_Your task_. Every line of the material is to be quoted verbatim, minus the pictures.

_Rows_.
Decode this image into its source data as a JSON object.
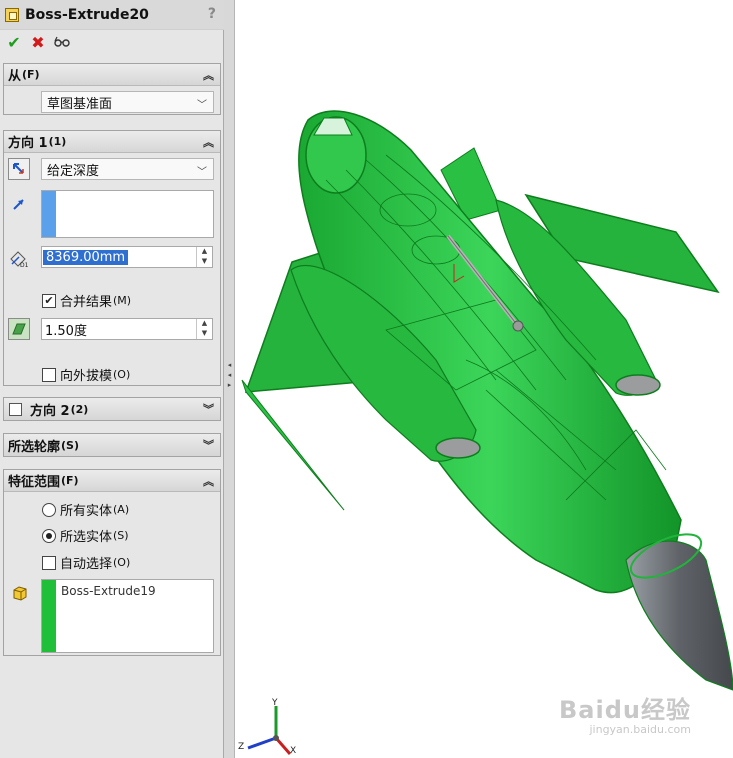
{
  "feature": {
    "title": "Boss-Extrude20",
    "help": "?"
  },
  "actions": {
    "ok": "✔",
    "cancel": "✖",
    "preview": "6∂"
  },
  "from": {
    "header": "从",
    "hotkey": "(F)",
    "start_condition": "草图基准面"
  },
  "direction1": {
    "header": "方向 1",
    "hotkey": "(1)",
    "end_condition": "给定深度",
    "depth_value": "8369.00mm",
    "merge_result_label": "合并结果",
    "merge_result_hotkey": "(M)",
    "merge_result_checked": true,
    "draft_angle": "1.50度",
    "draft_outward_label": "向外拔模",
    "draft_outward_hotkey": "(O)",
    "draft_outward_checked": false
  },
  "direction2": {
    "header": "方向 2",
    "hotkey": "(2)",
    "checked": false
  },
  "selected_contours": {
    "header": "所选轮廓",
    "hotkey": "(S)"
  },
  "feature_scope": {
    "header": "特征范围",
    "hotkey": "(F)",
    "all_bodies_label": "所有实体",
    "all_bodies_hotkey": "(A)",
    "selected_bodies_label": "所选实体",
    "selected_bodies_hotkey": "(S)",
    "selected_bodies_checked": true,
    "auto_select_label": "自动选择",
    "auto_select_hotkey": "(O)",
    "auto_select_checked": false,
    "bodies": [
      "Boss-Extrude19"
    ]
  },
  "triad": {
    "x": "X",
    "y": "Y",
    "z": "Z"
  },
  "watermark": {
    "brand": "Baidu经验",
    "url": "jingyan.baidu.com"
  },
  "colors": {
    "model_green": "#22b43a",
    "model_edge": "#0e8f1e",
    "nose_gray": "#6b6e72",
    "selection_blue": "#2f6fd0",
    "list_bar_blue": "#5aa0ea",
    "list_bar_green": "#1fbf3a"
  }
}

_The result_.
Decode this image into its source data as a JSON object.
{
  "feature": {
    "title": "Boss-Extrude20",
    "help": "?"
  },
  "actions": {
    "ok": "✔",
    "cancel": "✖",
    "preview": "6∂"
  },
  "from": {
    "header": "从",
    "hotkey": "(F)",
    "start_condition": "草图基准面"
  },
  "direction1": {
    "header": "方向 1",
    "hotkey": "(1)",
    "end_condition": "给定深度",
    "depth_value": "8369.00mm",
    "merge_result_label": "合并结果",
    "merge_result_hotkey": "(M)",
    "merge_result_checked": true,
    "draft_angle": "1.50度",
    "draft_outward_label": "向外拔模",
    "draft_outward_hotkey": "(O)",
    "draft_outward_checked": false
  },
  "direction2": {
    "header": "方向 2",
    "hotkey": "(2)",
    "checked": false
  },
  "selected_contours": {
    "header": "所选轮廓",
    "hotkey": "(S)"
  },
  "feature_scope": {
    "header": "特征范围",
    "hotkey": "(F)",
    "all_bodies_label": "所有实体",
    "all_bodies_hotkey": "(A)",
    "selected_bodies_label": "所选实体",
    "selected_bodies_hotkey": "(S)",
    "selected_bodies_checked": true,
    "auto_select_label": "自动选择",
    "auto_select_hotkey": "(O)",
    "auto_select_checked": false,
    "bodies": [
      "Boss-Extrude19"
    ]
  },
  "triad": {
    "x": "X",
    "y": "Y",
    "z": "Z"
  },
  "watermark": {
    "brand": "Baidu经验",
    "url": "jingyan.baidu.com"
  },
  "colors": {
    "model_green": "#22b43a",
    "model_edge": "#0e8f1e",
    "nose_gray": "#6b6e72",
    "selection_blue": "#2f6fd0",
    "list_bar_blue": "#5aa0ea",
    "list_bar_green": "#1fbf3a"
  }
}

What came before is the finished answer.